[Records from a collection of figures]

================

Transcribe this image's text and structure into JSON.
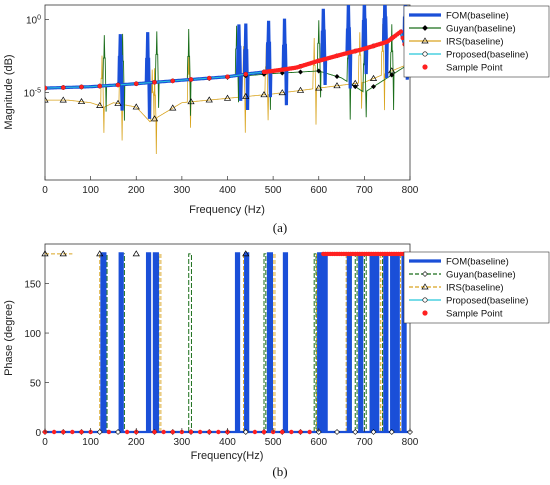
{
  "figure": {
    "caption_a": "(a)",
    "caption_b": "(b)"
  },
  "chart_data": [
    {
      "type": "line",
      "title": "",
      "xlabel": "Frequency (Hz)",
      "ylabel": "Magnitude (dB)",
      "xlim": [
        0,
        800
      ],
      "xticks": [
        0,
        100,
        200,
        300,
        400,
        500,
        600,
        700,
        800
      ],
      "yscale": "log",
      "ylim": [
        1e-11,
        10
      ],
      "yticks": [
        {
          "value": 1e-05,
          "label": "10^-5"
        },
        {
          "value": 1,
          "label": "10^0"
        }
      ],
      "grid": false,
      "legend": {
        "position": "top-right",
        "entries": [
          "FOM(baseline)",
          "Guyan(baseline)",
          "IRS(baseline)",
          "Proposed(baseline)",
          "Sample Point"
        ]
      },
      "resonances": [
        {
          "series": "FOM(baseline)",
          "freqs": [
            165,
            225,
            425,
            440,
            490,
            525,
            610,
            665,
            700,
            745,
            790
          ]
        },
        {
          "series": "Guyan(baseline)",
          "freqs": [
            130,
            170,
            245,
            315,
            420,
            490,
            600,
            665,
            700,
            760
          ]
        },
        {
          "series": "IRS(baseline)",
          "freqs": [
            125,
            165,
            235,
            240,
            315,
            435,
            485,
            590,
            690,
            740
          ]
        }
      ],
      "series": [
        {
          "name": "FOM(baseline)",
          "color": "#1a4fd8",
          "x": [
            0,
            100,
            200,
            300,
            400,
            450,
            500,
            550,
            600,
            650,
            700,
            750,
            780,
            800
          ],
          "y": [
            2e-05,
            2.5e-05,
            4e-05,
            7e-05,
            0.00012,
            0.0002,
            0.0003,
            0.0005,
            0.0015,
            0.004,
            0.01,
            0.03,
            0.15,
            0.001
          ]
        },
        {
          "name": "Guyan(baseline)",
          "color": "#1b6e1b",
          "x": [
            0,
            100,
            200,
            300,
            400,
            500,
            600,
            650,
            700,
            750,
            800
          ],
          "y": [
            2e-05,
            2.5e-05,
            4e-05,
            7e-05,
            0.00011,
            0.0002,
            0.0003,
            0.0001,
            1e-05,
            0.0001,
            0.001
          ]
        },
        {
          "name": "IRS(baseline)",
          "color": "#d9a520",
          "x": [
            0,
            50,
            100,
            130,
            150,
            200,
            230,
            300,
            400,
            500,
            600,
            700,
            800
          ],
          "y": [
            3e-06,
            3e-06,
            2e-06,
            1e-06,
            2e-06,
            1e-06,
            1e-07,
            2e-06,
            4e-06,
            8e-06,
            2e-05,
            5e-05,
            0.001
          ]
        },
        {
          "name": "Proposed(baseline)",
          "color": "#26c6da",
          "x": [
            0,
            100,
            200,
            300,
            400,
            450,
            500,
            550,
            600,
            650,
            700,
            750,
            780,
            800
          ],
          "y": [
            2e-05,
            2.5e-05,
            4e-05,
            7e-05,
            0.00012,
            0.0002,
            0.0003,
            0.0005,
            0.0015,
            0.004,
            0.01,
            0.03,
            0.15,
            0.001
          ]
        },
        {
          "name": "Sample Point",
          "color": "#ff2020"
        }
      ]
    },
    {
      "type": "line",
      "title": "",
      "xlabel": "Frequency(Hz)",
      "ylabel": "Phase (degree)",
      "xlim": [
        0,
        800
      ],
      "xticks": [
        0,
        100,
        200,
        300,
        400,
        500,
        600,
        700,
        800
      ],
      "ylim": [
        0,
        190
      ],
      "yticks": [
        0,
        50,
        100,
        150
      ],
      "grid": false,
      "legend": {
        "position": "top-right",
        "entries": [
          "FOM(baseline)",
          "Guyan(baseline)",
          "IRS(baseline)",
          "Proposed(baseline)",
          "Sample Point"
        ]
      },
      "phase_jumps": [
        {
          "series": "FOM(baseline)",
          "freqs": [
            125,
            165,
            225,
            240,
            420,
            440,
            490,
            525,
            600,
            610,
            665,
            690,
            715,
            725,
            745,
            760,
            770,
            785
          ]
        },
        {
          "series": "Guyan(baseline)",
          "freqs": [
            130,
            170,
            245,
            315,
            480,
            590,
            605,
            680,
            700,
            740
          ]
        },
        {
          "series": "IRS(baseline)",
          "freqs": [
            120,
            165,
            250,
            435,
            500,
            595,
            660,
            735,
            775
          ]
        }
      ],
      "series": [
        {
          "name": "FOM(baseline)",
          "color": "#1a4fd8"
        },
        {
          "name": "Guyan(baseline)",
          "color": "#1b6e1b"
        },
        {
          "name": "IRS(baseline)",
          "color": "#d9a520"
        },
        {
          "name": "Proposed(baseline)",
          "color": "#26c6da"
        },
        {
          "name": "Sample Point",
          "color": "#ff2020"
        }
      ]
    }
  ]
}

================

[Task objective] Extract all lines from the material above that include the word "Frequency".

[Answer to this task]
      "xlabel": "Frequency (Hz)",
      "xlabel": "Frequency(Hz)",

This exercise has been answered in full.